▸ Data items:
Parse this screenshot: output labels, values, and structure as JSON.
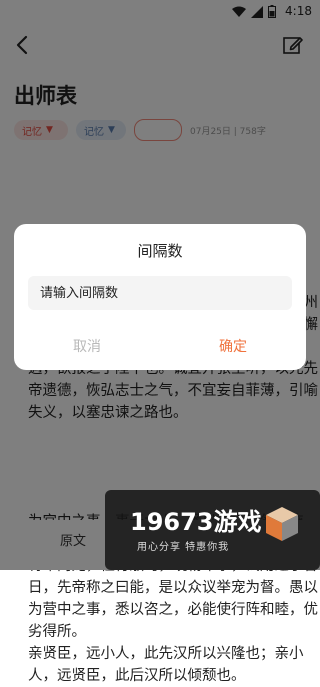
{
  "status_bar": {
    "time": "4:18"
  },
  "article": {
    "title": "出师表",
    "chip_memory_1": "记忆",
    "chip_memory_2": "记忆",
    "meta": "07月25日 | 758字",
    "paragraph_top": "先帝创业未半而中道崩殂，今天下三分，益州疲弊，此诚危急存亡之秋也。然侍卫之臣不懈于内，忠志之士忘身于外者，盖追先帝之殊遇，欲报之于陛下也。诚宜开张圣听，以光先帝遗德，恢弘志士之气，不宜妄自菲薄，引喻失义，以塞忠谏之路也。",
    "paragraph_bottom_1": "为宫中之事，事无大小，悉以咨之，然后施行，必得裨补阙漏，有所广益。",
    "paragraph_bottom_2": "将军向宠，性行淑均，晓畅军事，试用之于昔日，先帝称之曰能，是以众议举宠为督。愚以为营中之事，悉以咨之，必能使行阵和睦，优劣得所。",
    "paragraph_bottom_3": "亲贤臣，远小人，此先汉所以兴隆也；亲小人，远贤臣，此后汉所以倾颓也。"
  },
  "bottom_bar": {
    "original_label": "原文"
  },
  "dialog": {
    "title": "间隔数",
    "input_placeholder": "请输入间隔数",
    "cancel_label": "取消",
    "confirm_label": "确定"
  },
  "watermark": {
    "title": "19673游戏",
    "subtitle": "用心分享  特惠你我"
  },
  "colors": {
    "accent": "#f0723d",
    "chip_red": "#e54d42",
    "chip_blue": "#5a7fb0"
  }
}
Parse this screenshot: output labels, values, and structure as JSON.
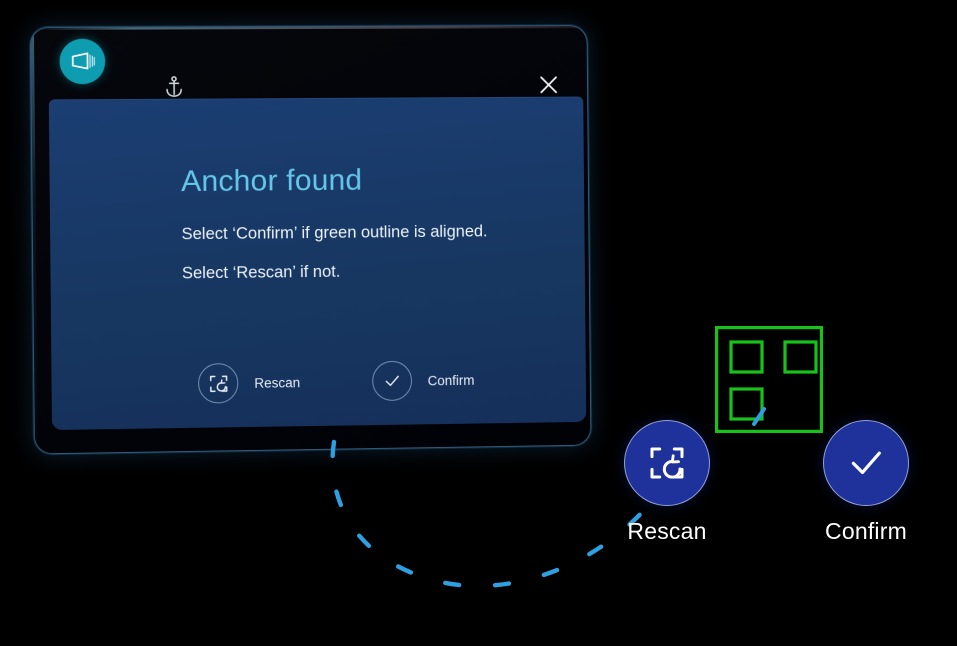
{
  "app": {
    "window_title_icons": {
      "app_icon": "slate-app-icon",
      "anchor_icon": "anchor-icon",
      "close_icon": "close-icon"
    }
  },
  "dialog": {
    "title": "Anchor found",
    "body_line_1": "Select ‘Confirm’ if green outline is aligned.",
    "body_line_2": "Select ‘Rescan’ if not.",
    "actions": [
      {
        "label": "Rescan",
        "icon": "rescan-icon"
      },
      {
        "label": "Confirm",
        "icon": "check-icon"
      }
    ]
  },
  "floating_buttons": [
    {
      "label": "Rescan",
      "icon": "rescan-icon"
    },
    {
      "label": "Confirm",
      "icon": "check-icon"
    }
  ],
  "anchor_marker": {
    "name": "green-anchor-outline",
    "finder_squares": 3
  },
  "colors": {
    "background": "#000000",
    "panel_blue": "#1b3e73",
    "title_cyan": "#64c6e8",
    "app_badge_teal": "#0e9cb0",
    "button_blue": "#1f329b",
    "anchor_green": "#19c219",
    "trail_blue": "#2e9fe0",
    "text_white": "#eef3fa"
  }
}
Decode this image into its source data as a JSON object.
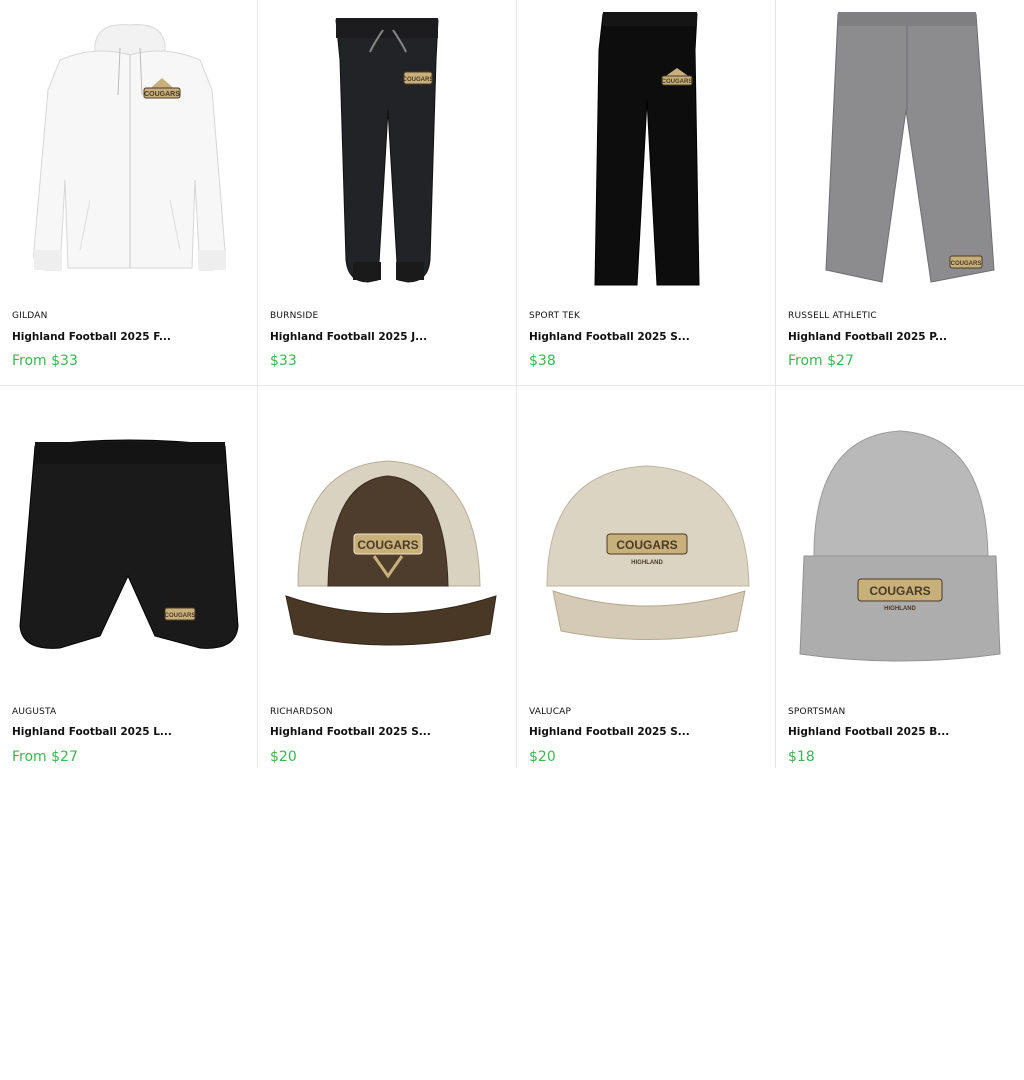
{
  "products": [
    {
      "brand": "GILDAN",
      "title": "Highland Football 2025 F...",
      "price": "From $33",
      "image": "white-zip-hoodie"
    },
    {
      "brand": "BURNSIDE",
      "title": "Highland Football 2025 J...",
      "price": "$33",
      "image": "black-joggers"
    },
    {
      "brand": "SPORT TEK",
      "title": "Highland Football 2025 S...",
      "price": "$38",
      "image": "black-sweatpants"
    },
    {
      "brand": "RUSSELL ATHLETIC",
      "title": "Highland Football 2025 P...",
      "price": "From $27",
      "image": "gray-shorts"
    },
    {
      "brand": "AUGUSTA",
      "title": "Highland Football 2025 L...",
      "price": "From $27",
      "image": "black-running-shorts"
    },
    {
      "brand": "RICHARDSON",
      "title": "Highland Football 2025 S...",
      "price": "$20",
      "image": "brown-trucker-cap"
    },
    {
      "brand": "VALUCAP",
      "title": "Highland Football 2025 S...",
      "price": "$20",
      "image": "khaki-dad-cap"
    },
    {
      "brand": "SPORTSMAN",
      "title": "Highland Football 2025 B...",
      "price": "$18",
      "image": "gray-beanie"
    }
  ],
  "logos": {
    "team_name": "COUGARS",
    "school_name": "HIGHLAND"
  },
  "colors": {
    "price": "#3cb551",
    "border": "#e6e6e6",
    "logo_gold": "#c8b07a",
    "logo_brown": "#4a3a28"
  }
}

▸ Work to be completed:
Repeat the material above word for word, please, apart from its images.

▸ Output below:
Parse this screenshot: output labels, values, and structure as JSON.
{
  "status_bar": {
    "time": "4:18"
  },
  "article": {
    "title": "出师表",
    "chip_memory_1": "记忆",
    "chip_memory_2": "记忆",
    "meta": "07月25日 | 758字",
    "paragraph_top": "先帝创业未半而中道崩殂，今天下三分，益州疲弊，此诚危急存亡之秋也。然侍卫之臣不懈于内，忠志之士忘身于外者，盖追先帝之殊遇，欲报之于陛下也。诚宜开张圣听，以光先帝遗德，恢弘志士之气，不宜妄自菲薄，引喻失义，以塞忠谏之路也。",
    "paragraph_bottom_1": "为宫中之事，事无大小，悉以咨之，然后施行，必得裨补阙漏，有所广益。",
    "paragraph_bottom_2": "将军向宠，性行淑均，晓畅军事，试用之于昔日，先帝称之曰能，是以众议举宠为督。愚以为营中之事，悉以咨之，必能使行阵和睦，优劣得所。",
    "paragraph_bottom_3": "亲贤臣，远小人，此先汉所以兴隆也；亲小人，远贤臣，此后汉所以倾颓也。"
  },
  "bottom_bar": {
    "original_label": "原文"
  },
  "dialog": {
    "title": "间隔数",
    "input_placeholder": "请输入间隔数",
    "cancel_label": "取消",
    "confirm_label": "确定"
  },
  "watermark": {
    "title": "19673游戏",
    "subtitle": "用心分享  特惠你我"
  },
  "colors": {
    "accent": "#f0723d",
    "chip_red": "#e54d42",
    "chip_blue": "#5a7fb0"
  }
}
Parse this screenshot: output labels, values, and structure as JSON.
{
  "app": {
    "window_title_icons": {
      "app_icon": "slate-app-icon",
      "anchor_icon": "anchor-icon",
      "close_icon": "close-icon"
    }
  },
  "dialog": {
    "title": "Anchor found",
    "body_line_1": "Select ‘Confirm’ if green outline is aligned.",
    "body_line_2": "Select ‘Rescan’ if not.",
    "actions": [
      {
        "label": "Rescan",
        "icon": "rescan-icon"
      },
      {
        "label": "Confirm",
        "icon": "check-icon"
      }
    ]
  },
  "floating_buttons": [
    {
      "label": "Rescan",
      "icon": "rescan-icon"
    },
    {
      "label": "Confirm",
      "icon": "check-icon"
    }
  ],
  "anchor_marker": {
    "name": "green-anchor-outline",
    "finder_squares": 3
  },
  "colors": {
    "background": "#000000",
    "panel_blue": "#1b3e73",
    "title_cyan": "#64c6e8",
    "app_badge_teal": "#0e9cb0",
    "button_blue": "#1f329b",
    "anchor_green": "#19c219",
    "trail_blue": "#2e9fe0",
    "text_white": "#eef3fa"
  }
}
Decode this image into its source data as a JSON object.
{
  "products": [
    {
      "brand": "GILDAN",
      "title": "Highland Football 2025 F...",
      "price": "From $33",
      "image": "white-zip-hoodie"
    },
    {
      "brand": "BURNSIDE",
      "title": "Highland Football 2025 J...",
      "price": "$33",
      "image": "black-joggers"
    },
    {
      "brand": "SPORT TEK",
      "title": "Highland Football 2025 S...",
      "price": "$38",
      "image": "black-sweatpants"
    },
    {
      "brand": "RUSSELL ATHLETIC",
      "title": "Highland Football 2025 P...",
      "price": "From $27",
      "image": "gray-shorts"
    },
    {
      "brand": "AUGUSTA",
      "title": "Highland Football 2025 L...",
      "price": "From $27",
      "image": "black-running-shorts"
    },
    {
      "brand": "RICHARDSON",
      "title": "Highland Football 2025 S...",
      "price": "$20",
      "image": "brown-trucker-cap"
    },
    {
      "brand": "VALUCAP",
      "title": "Highland Football 2025 S...",
      "price": "$20",
      "image": "khaki-dad-cap"
    },
    {
      "brand": "SPORTSMAN",
      "title": "Highland Football 2025 B...",
      "price": "$18",
      "image": "gray-beanie"
    }
  ],
  "logos": {
    "team_name": "COUGARS",
    "school_name": "HIGHLAND"
  },
  "colors": {
    "price": "#3cb551",
    "border": "#e6e6e6",
    "logo_gold": "#c8b07a",
    "logo_brown": "#4a3a28"
  }
}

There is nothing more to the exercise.